--- BEGIN ---

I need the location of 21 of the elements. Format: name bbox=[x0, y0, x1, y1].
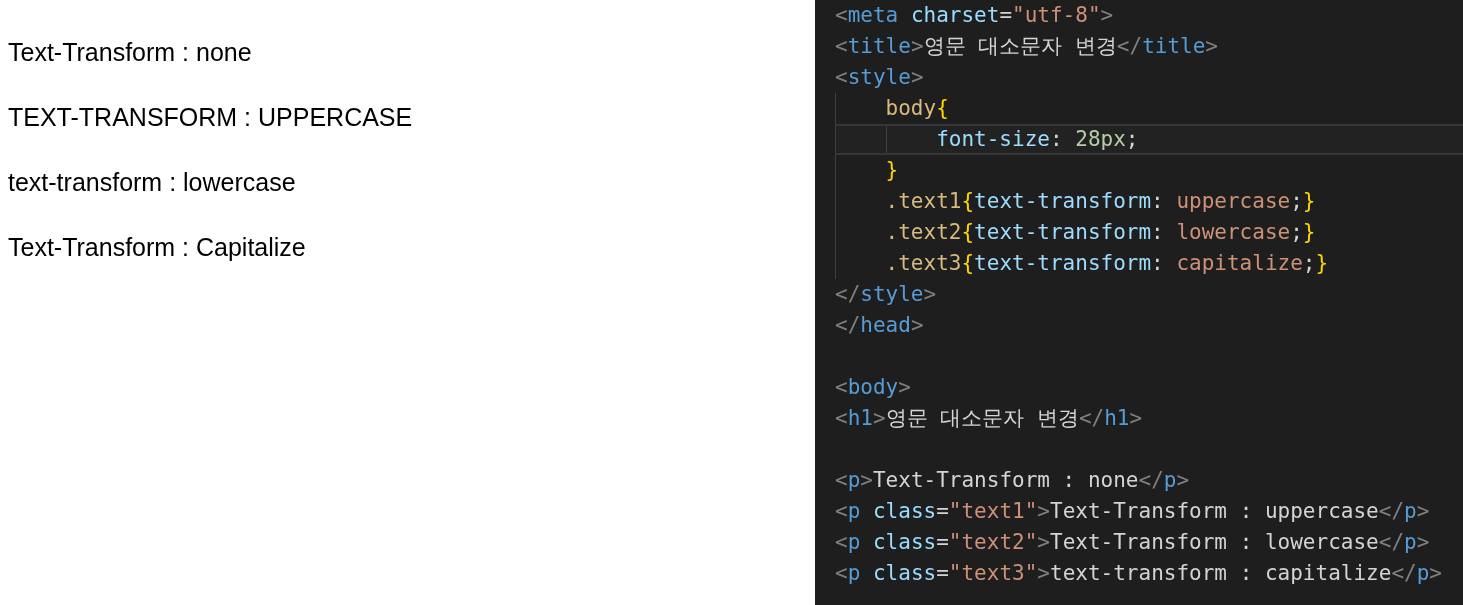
paragraph: TEXT-TRANSFORM : UPPERCASE bbox=[8, 102, 414, 133]
code-line: <p class="text2">Text-Transform : lowercase</p> bbox=[835, 529, 1430, 556]
code-line: <title>영문 대소문자 변경</title> bbox=[835, 33, 1218, 60]
paragraph: text-transform : lowercase bbox=[8, 167, 297, 198]
paragraph: Text-Transform : Capitalize bbox=[8, 232, 307, 263]
code-line: </style> bbox=[835, 281, 937, 308]
code-line: <p class="text1">Text-Transform : uppercase</p> bbox=[835, 498, 1430, 525]
code-line: body{ bbox=[884, 95, 949, 122]
code-line: <p class="text3">text-transform : capitalize</p> bbox=[835, 560, 1442, 587]
code-line: <meta charset="utf-8"> bbox=[835, 2, 1114, 29]
code-line: <h1>영문 대소문자 변경</h1> bbox=[835, 405, 1143, 432]
code-line: .text1{text-transform: uppercase;} bbox=[884, 188, 1316, 215]
code-line: .text3{text-transform: capitalize;} bbox=[884, 250, 1329, 277]
code-line: </head> bbox=[835, 312, 924, 339]
paragraph: Text-Transform : none bbox=[8, 37, 253, 68]
code-line: <p>Text-Transform : none</p> bbox=[835, 467, 1190, 494]
code-line: font-size: 28px; bbox=[935, 126, 1139, 153]
code-line: <body> bbox=[835, 374, 911, 401]
code-line: } bbox=[884, 157, 899, 184]
code-line: .text2{text-transform: lowercase;} bbox=[884, 219, 1316, 246]
code-line: <style> bbox=[835, 64, 924, 91]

--- END ---

**What to work on:**
Render the lines of all the items above as a Markdown table with the columns No. and Line, giving each line its row number and dropping blank lines. Omit the pictures from the answer.

**The response:**
| No. | Line |
|---|---|
| 1 | I need the location of 21 of the elements. Format: name bbox=[x0, y0, x1, y1]. |
| 2 | paragraph: TEXT-TRANSFORM : UPPERCASE bbox=[8, 102, 414, 133] |
| 3 | code-line: <p class="text2">Text-Transform : lowercase</p> bbox=[835, 529, 1430, 556] |
| 4 | code-line: <title>영문 대소문자 변경</title> bbox=[835, 33, 1218, 60] |
| 5 | paragraph: text-transform : lowercase bbox=[8, 167, 297, 198] |
| 6 | paragraph: Text-Transform : Capitalize bbox=[8, 232, 307, 263] |
| 7 | code-line: </style> bbox=[835, 281, 937, 308] |
| 8 | code-line: <p class="text1">Text-Transform : uppercase</p> bbox=[835, 498, 1430, 525] |
| 9 | code-line: body{ bbox=[884, 95, 949, 122] |
| 10 | code-line: <p class="text3">text-transform : capitalize</p> bbox=[835, 560, 1442, 587] |
| 11 | code-line: <meta charset="utf-8"> bbox=[835, 2, 1114, 29] |
| 12 | code-line: <h1>영문 대소문자 변경</h1> bbox=[835, 405, 1143, 432] |
| 13 | code-line: .text1{text-transform: uppercase;} bbox=[884, 188, 1316, 215] |
| 14 | code-line: .text3{text-transform: capitalize;} bbox=[884, 250, 1329, 277] |
| 15 | code-line: </head> bbox=[835, 312, 924, 339] |
| 16 | paragraph: Text-Transform : none bbox=[8, 37, 253, 68] |
| 17 | code-line: <p>Text-Transform : none</p> bbox=[835, 467, 1190, 494] |
| 18 | code-line: font-size: 28px; bbox=[935, 126, 1139, 153] |
| 19 | code-line: <body> bbox=[835, 374, 911, 401] |
| 20 | code-line: } bbox=[884, 157, 899, 184] |
| 21 | code-line: .text2{text-transform: lowercase;} bbox=[884, 219, 1316, 246] |
| 22 | code-line: <style> bbox=[835, 64, 924, 91] |